### WHAT IS NEEDED
Give an exact transcription of every line, dropping the images.

### MATERIALS PROVIDED

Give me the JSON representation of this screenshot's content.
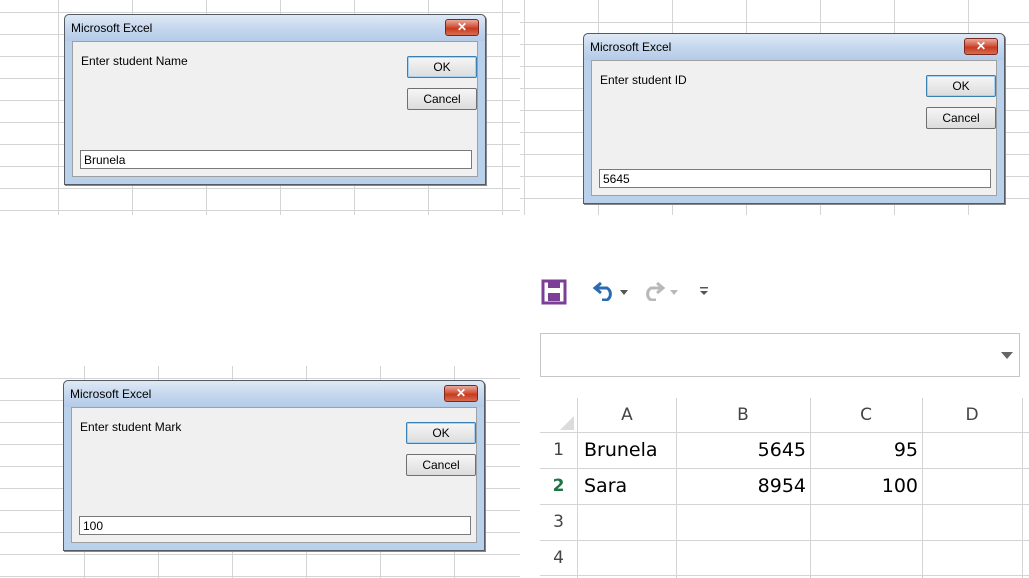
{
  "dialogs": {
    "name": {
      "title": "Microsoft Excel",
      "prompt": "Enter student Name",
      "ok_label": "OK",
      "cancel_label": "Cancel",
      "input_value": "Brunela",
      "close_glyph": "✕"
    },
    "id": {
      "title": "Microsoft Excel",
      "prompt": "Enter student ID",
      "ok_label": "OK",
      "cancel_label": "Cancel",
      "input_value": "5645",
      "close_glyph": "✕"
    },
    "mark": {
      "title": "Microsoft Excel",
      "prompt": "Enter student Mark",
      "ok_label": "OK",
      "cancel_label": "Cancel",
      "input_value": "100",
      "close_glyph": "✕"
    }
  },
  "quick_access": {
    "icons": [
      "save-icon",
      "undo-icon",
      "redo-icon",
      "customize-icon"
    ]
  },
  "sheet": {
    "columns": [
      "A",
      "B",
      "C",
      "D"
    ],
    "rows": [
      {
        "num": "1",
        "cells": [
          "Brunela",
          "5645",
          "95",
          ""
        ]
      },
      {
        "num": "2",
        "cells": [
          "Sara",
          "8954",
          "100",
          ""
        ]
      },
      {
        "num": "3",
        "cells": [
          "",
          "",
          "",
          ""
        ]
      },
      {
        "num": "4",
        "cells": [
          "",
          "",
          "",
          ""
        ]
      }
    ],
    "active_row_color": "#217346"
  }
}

### EXERCISE ANSWER
Give me the JSON representation of this screenshot's content.
{
  "dialogs": {
    "name": {
      "title": "Microsoft Excel",
      "prompt": "Enter student Name",
      "ok_label": "OK",
      "cancel_label": "Cancel",
      "input_value": "Brunela",
      "close_glyph": "✕"
    },
    "id": {
      "title": "Microsoft Excel",
      "prompt": "Enter student ID",
      "ok_label": "OK",
      "cancel_label": "Cancel",
      "input_value": "5645",
      "close_glyph": "✕"
    },
    "mark": {
      "title": "Microsoft Excel",
      "prompt": "Enter student Mark",
      "ok_label": "OK",
      "cancel_label": "Cancel",
      "input_value": "100",
      "close_glyph": "✕"
    }
  },
  "quick_access": {
    "icons": [
      "save-icon",
      "undo-icon",
      "redo-icon",
      "customize-icon"
    ]
  },
  "sheet": {
    "columns": [
      "A",
      "B",
      "C",
      "D"
    ],
    "rows": [
      {
        "num": "1",
        "cells": [
          "Brunela",
          "5645",
          "95",
          ""
        ]
      },
      {
        "num": "2",
        "cells": [
          "Sara",
          "8954",
          "100",
          ""
        ]
      },
      {
        "num": "3",
        "cells": [
          "",
          "",
          "",
          ""
        ]
      },
      {
        "num": "4",
        "cells": [
          "",
          "",
          "",
          ""
        ]
      }
    ],
    "active_row_color": "#217346"
  }
}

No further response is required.